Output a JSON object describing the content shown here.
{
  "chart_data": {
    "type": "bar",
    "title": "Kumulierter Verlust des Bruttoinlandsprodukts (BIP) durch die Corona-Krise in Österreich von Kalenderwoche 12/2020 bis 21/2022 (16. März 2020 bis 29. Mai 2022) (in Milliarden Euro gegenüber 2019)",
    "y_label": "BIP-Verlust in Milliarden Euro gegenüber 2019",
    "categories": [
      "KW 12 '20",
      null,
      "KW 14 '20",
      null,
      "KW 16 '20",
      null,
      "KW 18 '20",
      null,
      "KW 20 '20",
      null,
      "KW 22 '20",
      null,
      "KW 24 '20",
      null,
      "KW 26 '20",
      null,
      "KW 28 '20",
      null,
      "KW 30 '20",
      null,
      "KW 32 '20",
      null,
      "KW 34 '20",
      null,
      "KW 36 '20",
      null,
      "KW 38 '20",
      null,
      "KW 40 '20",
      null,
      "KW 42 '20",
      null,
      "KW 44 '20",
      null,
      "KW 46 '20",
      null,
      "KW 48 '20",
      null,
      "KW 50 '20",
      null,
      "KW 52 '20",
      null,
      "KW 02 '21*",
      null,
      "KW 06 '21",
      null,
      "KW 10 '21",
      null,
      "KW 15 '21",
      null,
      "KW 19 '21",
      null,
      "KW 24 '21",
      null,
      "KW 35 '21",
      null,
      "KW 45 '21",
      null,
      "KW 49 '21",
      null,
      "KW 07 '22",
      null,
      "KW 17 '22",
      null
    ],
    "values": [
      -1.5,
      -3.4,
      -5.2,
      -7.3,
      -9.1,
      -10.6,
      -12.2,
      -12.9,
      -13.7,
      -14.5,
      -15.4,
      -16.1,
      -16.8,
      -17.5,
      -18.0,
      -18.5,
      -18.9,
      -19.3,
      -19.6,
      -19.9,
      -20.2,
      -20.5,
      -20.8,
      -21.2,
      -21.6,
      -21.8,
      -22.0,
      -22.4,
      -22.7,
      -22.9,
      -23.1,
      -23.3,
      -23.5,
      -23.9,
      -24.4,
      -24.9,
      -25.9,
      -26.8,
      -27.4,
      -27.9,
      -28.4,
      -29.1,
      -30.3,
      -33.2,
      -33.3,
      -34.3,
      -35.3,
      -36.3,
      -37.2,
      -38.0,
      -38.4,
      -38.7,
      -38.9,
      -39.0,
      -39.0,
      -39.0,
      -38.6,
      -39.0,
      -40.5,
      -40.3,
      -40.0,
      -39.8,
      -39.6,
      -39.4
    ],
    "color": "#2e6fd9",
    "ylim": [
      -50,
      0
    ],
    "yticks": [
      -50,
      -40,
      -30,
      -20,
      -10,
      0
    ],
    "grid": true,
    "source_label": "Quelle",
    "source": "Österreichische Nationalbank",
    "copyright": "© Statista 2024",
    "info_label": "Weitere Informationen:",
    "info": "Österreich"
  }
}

........

• [The task]: Make an exact copy of the records.

• [Response below]:
Output a JSON object describing the content shown here.
{
  "chart_data": {
    "type": "bar",
    "title": "Kumulierter Verlust des Bruttoinlandsprodukts (BIP) durch die Corona-Krise in Österreich von Kalenderwoche 12/2020 bis 21/2022 (16. März 2020 bis 29. Mai 2022) (in Milliarden Euro gegenüber 2019)",
    "y_label": "BIP-Verlust in Milliarden Euro gegenüber 2019",
    "categories": [
      "KW 12 '20",
      null,
      "KW 14 '20",
      null,
      "KW 16 '20",
      null,
      "KW 18 '20",
      null,
      "KW 20 '20",
      null,
      "KW 22 '20",
      null,
      "KW 24 '20",
      null,
      "KW 26 '20",
      null,
      "KW 28 '20",
      null,
      "KW 30 '20",
      null,
      "KW 32 '20",
      null,
      "KW 34 '20",
      null,
      "KW 36 '20",
      null,
      "KW 38 '20",
      null,
      "KW 40 '20",
      null,
      "KW 42 '20",
      null,
      "KW 44 '20",
      null,
      "KW 46 '20",
      null,
      "KW 48 '20",
      null,
      "KW 50 '20",
      null,
      "KW 52 '20",
      null,
      "KW 02 '21*",
      null,
      "KW 06 '21",
      null,
      "KW 10 '21",
      null,
      "KW 15 '21",
      null,
      "KW 19 '21",
      null,
      "KW 24 '21",
      null,
      "KW 35 '21",
      null,
      "KW 45 '21",
      null,
      "KW 49 '21",
      null,
      "KW 07 '22",
      null,
      "KW 17 '22",
      null
    ],
    "values": [
      -1.5,
      -3.4,
      -5.2,
      -7.3,
      -9.1,
      -10.6,
      -12.2,
      -12.9,
      -13.7,
      -14.5,
      -15.4,
      -16.1,
      -16.8,
      -17.5,
      -18.0,
      -18.5,
      -18.9,
      -19.3,
      -19.6,
      -19.9,
      -20.2,
      -20.5,
      -20.8,
      -21.2,
      -21.6,
      -21.8,
      -22.0,
      -22.4,
      -22.7,
      -22.9,
      -23.1,
      -23.3,
      -23.5,
      -23.9,
      -24.4,
      -24.9,
      -25.9,
      -26.8,
      -27.4,
      -27.9,
      -28.4,
      -29.1,
      -30.3,
      -33.2,
      -33.3,
      -34.3,
      -35.3,
      -36.3,
      -37.2,
      -38.0,
      -38.4,
      -38.7,
      -38.9,
      -39.0,
      -39.0,
      -39.0,
      -38.6,
      -39.0,
      -40.5,
      -40.3,
      -40.0,
      -39.8,
      -39.6,
      -39.4
    ],
    "color": "#2e6fd9",
    "ylim": [
      -50,
      0
    ],
    "yticks": [
      -50,
      -40,
      -30,
      -20,
      -10,
      0
    ],
    "grid": true,
    "source_label": "Quelle",
    "source": "Österreichische Nationalbank",
    "copyright": "© Statista 2024",
    "info_label": "Weitere Informationen:",
    "info": "Österreich"
  }
}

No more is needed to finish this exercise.